* Begin *

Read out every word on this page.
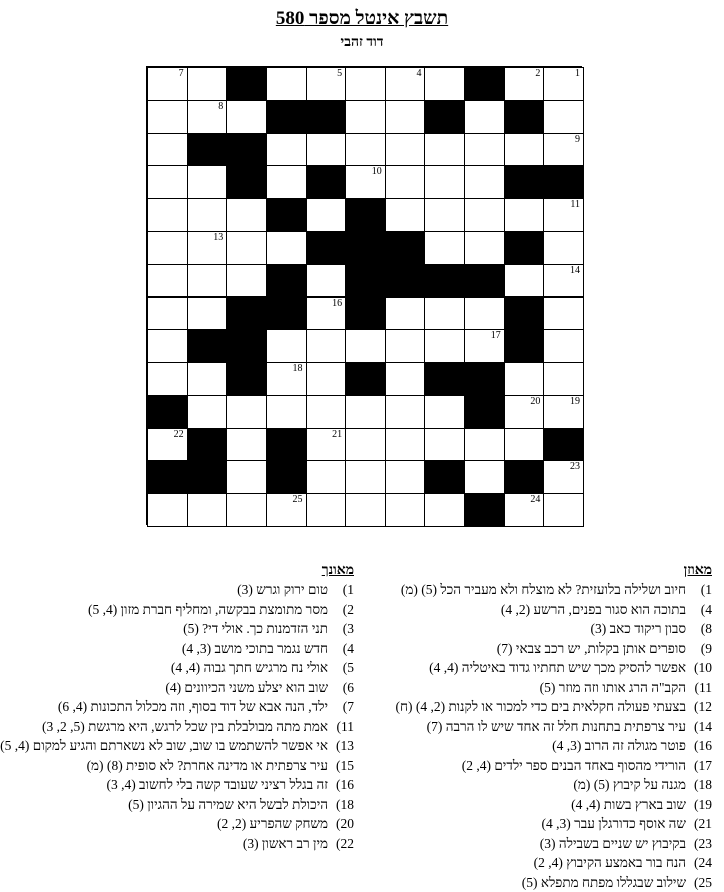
תשבץ אינטל מספר 580
דוד זהבי
1
2
4
5
7
8
9
10
11
13
14
16
17
18
19
20
21
22
23
24
25
מאוזן
1)חיוב ושלילה בלועזית? לא מוצלח ולא מעביר הכל (5) (מ)
4)בתוכה הוא סגור בפנים, הרשע (2, 4)
8)סבון ריקוד כאב (3)
9)סופרים אותן בקלות, יש רכב צבאי (7)
10)אפשר להסיק מכך שיש תחתיו גדוד באיטליה (4, 4)
11)הקב"ה הרג אותו וזה מוזר (5)
12)בצעתי פעולה חקלאית בים כדי למכור או לקנות (2, 4) (ח)
14)עיר צרפתית בתחנות חלל זה אחד שיש לו הרבה (7)
16)פוטר מגולה זה הרוב (3, 4)
17)הורידי מהסוף באחד הבנים ספר ילדים (4, 2)
18)מגנה על קיבוץ (5) (מ)
19)שוב בארץ בשות (4, 4)
21)שה אוסף כדורגלן עבר (3, 4)
23)בקיבוץ יש שניים בשבילה (3)
24)הנח בור באמצע הקיבוץ (4, 2)
25)שילוב שבגללו מפתח מתפלא (5)
מאונך
1)טום ירוק וגרש (3)
2)מסר מתומצת בבקשה, ומחליף חברת מזון (4, 5)
3)תני הזדמנות כך. אולי די? (5)
4)חדש נגמר בתוכי מושב (3, 4)
5)אולי נח מרגיש חתך גבוה (4, 4)
6)שוב הוא יצלע משני הכיוונים (4)
7)ילד, הנה אבא של דוד בסוף, וזה מכלול התכונות (4, 6)
11)אמת מתה מבולבלת בין שכל לרגש, היא מרגשת (5, 2, 3)
13)אי אפשר להשתמש בו שוב, שוב לא נשארתם והגיע למקום (4, 5)
15)עיר צרפתית או מדינה אחרת? לא סופית (8) (מ)
16)זה בגלל רציני שעובד קשה בלי לחשוב (4, 3)
18)היכולת לבשל היא שמירה על ההגיון (5)
20)משחק שהפריע (2, 2)
22)מין רב ראשון (3)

* End *

◆ **Objective**: Every entry must be written out exactly, with all pictures left out.

◆ **Response below**:
Read out every word on this page.
תשבץ אינטל מספר 580
דוד זהבי
1
2
4
5
7
8
9
10
11
13
14
16
17
18
19
20
21
22
23
24
25
מאוזן
1)חיוב ושלילה בלועזית? לא מוצלח ולא מעביר הכל (5) (מ)
4)בתוכה הוא סגור בפנים, הרשע (2, 4)
8)סבון ריקוד כאב (3)
9)סופרים אותן בקלות, יש רכב צבאי (7)
10)אפשר להסיק מכך שיש תחתיו גדוד באיטליה (4, 4)
11)הקב"ה הרג אותו וזה מוזר (5)
12)בצעתי פעולה חקלאית בים כדי למכור או לקנות (2, 4) (ח)
14)עיר צרפתית בתחנות חלל זה אחד שיש לו הרבה (7)
16)פוטר מגולה זה הרוב (3, 4)
17)הורידי מהסוף באחד הבנים ספר ילדים (4, 2)
18)מגנה על קיבוץ (5) (מ)
19)שוב בארץ בשות (4, 4)
21)שה אוסף כדורגלן עבר (3, 4)
23)בקיבוץ יש שניים בשבילה (3)
24)הנח בור באמצע הקיבוץ (4, 2)
25)שילוב שבגללו מפתח מתפלא (5)
מאונך
1)טום ירוק וגרש (3)
2)מסר מתומצת בבקשה, ומחליף חברת מזון (4, 5)
3)תני הזדמנות כך. אולי די? (5)
4)חדש נגמר בתוכי מושב (3, 4)
5)אולי נח מרגיש חתך גבוה (4, 4)
6)שוב הוא יצלע משני הכיוונים (4)
7)ילד, הנה אבא של דוד בסוף, וזה מכלול התכונות (4, 6)
11)אמת מתה מבולבלת בין שכל לרגש, היא מרגשת (5, 2, 3)
13)אי אפשר להשתמש בו שוב, שוב לא נשארתם והגיע למקום (4, 5)
15)עיר צרפתית או מדינה אחרת? לא סופית (8) (מ)
16)זה בגלל רציני שעובד קשה בלי לחשוב (4, 3)
18)היכולת לבשל היא שמירה על ההגיון (5)
20)משחק שהפריע (2, 2)
22)מין רב ראשון (3)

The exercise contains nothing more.